YOUR OBJECTIVE –
Reproduce the records word for word, from the very first line down to and including the line containing "738, 399, 775]".
****
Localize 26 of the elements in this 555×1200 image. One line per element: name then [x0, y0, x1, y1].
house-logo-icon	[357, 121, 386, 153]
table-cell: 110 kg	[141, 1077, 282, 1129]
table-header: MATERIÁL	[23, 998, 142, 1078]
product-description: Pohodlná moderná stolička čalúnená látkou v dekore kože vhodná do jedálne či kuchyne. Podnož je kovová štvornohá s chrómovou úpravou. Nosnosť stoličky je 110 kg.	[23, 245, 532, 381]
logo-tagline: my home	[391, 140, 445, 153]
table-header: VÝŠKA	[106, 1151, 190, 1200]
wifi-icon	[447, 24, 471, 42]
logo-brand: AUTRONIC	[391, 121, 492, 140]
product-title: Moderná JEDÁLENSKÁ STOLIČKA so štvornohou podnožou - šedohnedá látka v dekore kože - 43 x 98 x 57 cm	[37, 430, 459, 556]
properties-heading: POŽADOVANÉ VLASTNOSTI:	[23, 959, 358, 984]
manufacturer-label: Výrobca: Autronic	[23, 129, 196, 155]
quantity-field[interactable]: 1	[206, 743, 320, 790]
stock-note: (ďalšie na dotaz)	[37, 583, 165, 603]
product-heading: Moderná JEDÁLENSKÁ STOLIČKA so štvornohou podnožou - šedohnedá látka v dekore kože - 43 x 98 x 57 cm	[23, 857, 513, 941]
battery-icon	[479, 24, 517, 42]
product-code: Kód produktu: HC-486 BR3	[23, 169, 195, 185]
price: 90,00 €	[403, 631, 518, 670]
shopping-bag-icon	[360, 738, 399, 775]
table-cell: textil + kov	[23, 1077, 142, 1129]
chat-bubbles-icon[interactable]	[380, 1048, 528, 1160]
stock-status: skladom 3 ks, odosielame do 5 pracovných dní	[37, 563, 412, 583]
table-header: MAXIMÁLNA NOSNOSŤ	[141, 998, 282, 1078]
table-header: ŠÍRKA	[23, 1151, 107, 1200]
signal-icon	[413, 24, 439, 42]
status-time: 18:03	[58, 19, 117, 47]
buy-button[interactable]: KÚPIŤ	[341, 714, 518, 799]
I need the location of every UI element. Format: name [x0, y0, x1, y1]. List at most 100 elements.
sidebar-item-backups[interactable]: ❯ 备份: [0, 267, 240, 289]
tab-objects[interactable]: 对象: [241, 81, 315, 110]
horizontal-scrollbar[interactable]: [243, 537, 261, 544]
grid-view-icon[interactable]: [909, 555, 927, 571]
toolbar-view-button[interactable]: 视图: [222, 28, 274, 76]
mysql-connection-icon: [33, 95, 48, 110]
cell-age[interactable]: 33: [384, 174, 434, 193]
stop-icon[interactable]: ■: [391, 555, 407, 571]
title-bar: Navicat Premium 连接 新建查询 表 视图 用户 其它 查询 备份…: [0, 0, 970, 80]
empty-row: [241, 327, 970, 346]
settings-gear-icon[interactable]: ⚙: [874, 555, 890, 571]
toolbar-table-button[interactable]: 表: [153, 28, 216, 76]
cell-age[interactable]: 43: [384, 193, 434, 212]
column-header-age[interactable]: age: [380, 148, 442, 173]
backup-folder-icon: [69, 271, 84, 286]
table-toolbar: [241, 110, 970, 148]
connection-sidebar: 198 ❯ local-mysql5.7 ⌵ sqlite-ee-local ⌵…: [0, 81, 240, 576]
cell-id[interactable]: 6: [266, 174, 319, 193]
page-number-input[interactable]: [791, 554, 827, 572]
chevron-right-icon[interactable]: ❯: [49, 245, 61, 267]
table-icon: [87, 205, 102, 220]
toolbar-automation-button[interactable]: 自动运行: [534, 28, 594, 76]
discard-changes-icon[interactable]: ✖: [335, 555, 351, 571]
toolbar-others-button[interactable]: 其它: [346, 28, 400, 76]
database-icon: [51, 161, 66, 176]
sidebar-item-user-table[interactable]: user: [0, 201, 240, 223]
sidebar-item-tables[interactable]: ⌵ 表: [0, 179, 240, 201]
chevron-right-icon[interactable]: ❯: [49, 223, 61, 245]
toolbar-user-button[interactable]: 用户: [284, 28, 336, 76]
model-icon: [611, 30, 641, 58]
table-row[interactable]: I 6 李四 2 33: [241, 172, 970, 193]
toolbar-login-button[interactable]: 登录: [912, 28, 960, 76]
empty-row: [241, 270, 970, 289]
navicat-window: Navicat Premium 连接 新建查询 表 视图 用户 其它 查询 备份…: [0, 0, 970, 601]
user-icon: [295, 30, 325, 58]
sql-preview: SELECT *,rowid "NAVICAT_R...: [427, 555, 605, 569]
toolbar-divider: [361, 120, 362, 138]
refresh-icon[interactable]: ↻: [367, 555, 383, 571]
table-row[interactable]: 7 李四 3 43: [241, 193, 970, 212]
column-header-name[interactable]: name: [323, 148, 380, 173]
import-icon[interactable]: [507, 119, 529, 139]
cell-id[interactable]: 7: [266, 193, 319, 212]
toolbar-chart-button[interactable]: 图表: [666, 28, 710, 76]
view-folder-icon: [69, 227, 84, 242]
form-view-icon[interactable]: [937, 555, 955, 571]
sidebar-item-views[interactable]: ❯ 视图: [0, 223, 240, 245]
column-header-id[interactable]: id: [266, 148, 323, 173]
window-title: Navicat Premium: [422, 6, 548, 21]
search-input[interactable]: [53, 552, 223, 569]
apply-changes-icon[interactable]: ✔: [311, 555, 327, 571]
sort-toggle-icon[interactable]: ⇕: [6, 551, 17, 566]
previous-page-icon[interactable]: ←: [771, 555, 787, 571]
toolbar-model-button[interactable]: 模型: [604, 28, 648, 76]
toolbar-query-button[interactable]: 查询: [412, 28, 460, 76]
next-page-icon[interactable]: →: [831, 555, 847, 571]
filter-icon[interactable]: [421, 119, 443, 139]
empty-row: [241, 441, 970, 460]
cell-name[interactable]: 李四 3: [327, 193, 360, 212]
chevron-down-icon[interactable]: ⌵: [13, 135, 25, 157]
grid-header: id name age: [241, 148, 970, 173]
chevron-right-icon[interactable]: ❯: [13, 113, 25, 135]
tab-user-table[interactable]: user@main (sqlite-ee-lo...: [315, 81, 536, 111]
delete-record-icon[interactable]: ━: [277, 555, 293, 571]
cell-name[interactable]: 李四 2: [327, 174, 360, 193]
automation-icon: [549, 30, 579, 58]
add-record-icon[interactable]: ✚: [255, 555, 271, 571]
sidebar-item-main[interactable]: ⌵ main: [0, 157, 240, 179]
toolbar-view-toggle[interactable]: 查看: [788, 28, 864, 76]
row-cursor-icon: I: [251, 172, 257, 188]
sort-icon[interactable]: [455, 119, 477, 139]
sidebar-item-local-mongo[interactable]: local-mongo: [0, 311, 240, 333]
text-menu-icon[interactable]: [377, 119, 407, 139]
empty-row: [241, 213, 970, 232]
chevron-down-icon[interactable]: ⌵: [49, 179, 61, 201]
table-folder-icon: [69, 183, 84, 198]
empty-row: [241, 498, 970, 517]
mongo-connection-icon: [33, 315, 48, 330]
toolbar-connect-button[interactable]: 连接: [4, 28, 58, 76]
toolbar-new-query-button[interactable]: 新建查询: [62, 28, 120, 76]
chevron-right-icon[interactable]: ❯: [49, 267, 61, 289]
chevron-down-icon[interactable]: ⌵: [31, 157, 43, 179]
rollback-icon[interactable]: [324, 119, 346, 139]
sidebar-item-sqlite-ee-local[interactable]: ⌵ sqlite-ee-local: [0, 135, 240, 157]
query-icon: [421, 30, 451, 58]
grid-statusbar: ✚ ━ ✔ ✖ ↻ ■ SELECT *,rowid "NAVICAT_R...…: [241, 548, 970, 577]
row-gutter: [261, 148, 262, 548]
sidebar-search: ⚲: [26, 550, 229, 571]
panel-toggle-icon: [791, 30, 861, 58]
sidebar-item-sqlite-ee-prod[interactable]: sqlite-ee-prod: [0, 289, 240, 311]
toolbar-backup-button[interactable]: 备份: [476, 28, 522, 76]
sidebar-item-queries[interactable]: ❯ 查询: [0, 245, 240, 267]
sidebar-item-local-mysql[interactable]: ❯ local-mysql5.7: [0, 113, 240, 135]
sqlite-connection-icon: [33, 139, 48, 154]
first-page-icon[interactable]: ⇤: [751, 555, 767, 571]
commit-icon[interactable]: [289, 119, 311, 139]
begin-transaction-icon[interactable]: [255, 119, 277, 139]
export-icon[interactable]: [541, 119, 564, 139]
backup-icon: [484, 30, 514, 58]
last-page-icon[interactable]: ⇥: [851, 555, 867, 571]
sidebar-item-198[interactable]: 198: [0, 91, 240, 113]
****
OUTPUT –
Localize 26 of the elements in this 555×1200 image. One line per element: name then [x0, y0, x1, y1].
house-logo-icon	[357, 121, 386, 153]
table-cell: 110 kg	[141, 1077, 282, 1129]
table-header: MATERIÁL	[23, 998, 142, 1078]
product-description: Pohodlná moderná stolička čalúnená látkou v dekore kože vhodná do jedálne či kuchyne. Podnož je kovová štvornohá s chrómovou úpravou. Nosnosť stoličky je 110 kg.	[23, 245, 532, 381]
logo-tagline: my home	[391, 140, 445, 153]
table-header: VÝŠKA	[106, 1151, 190, 1200]
wifi-icon	[447, 24, 471, 42]
logo-brand: AUTRONIC	[391, 121, 492, 140]
product-title: Moderná JEDÁLENSKÁ STOLIČKA so štvornohou podnožou - šedohnedá látka v dekore kože - 43 x 98 x 57 cm	[37, 430, 459, 556]
properties-heading: POŽADOVANÉ VLASTNOSTI:	[23, 959, 358, 984]
manufacturer-label: Výrobca: Autronic	[23, 129, 196, 155]
quantity-field[interactable]: 1	[206, 743, 320, 790]
stock-note: (ďalšie na dotaz)	[37, 583, 165, 603]
product-heading: Moderná JEDÁLENSKÁ STOLIČKA so štvornohou podnožou - šedohnedá látka v dekore kože - 43 x 98 x 57 cm	[23, 857, 513, 941]
battery-icon	[479, 24, 517, 42]
product-code: Kód produktu: HC-486 BR3	[23, 169, 195, 185]
price: 90,00 €	[403, 631, 518, 670]
shopping-bag-icon	[360, 738, 399, 775]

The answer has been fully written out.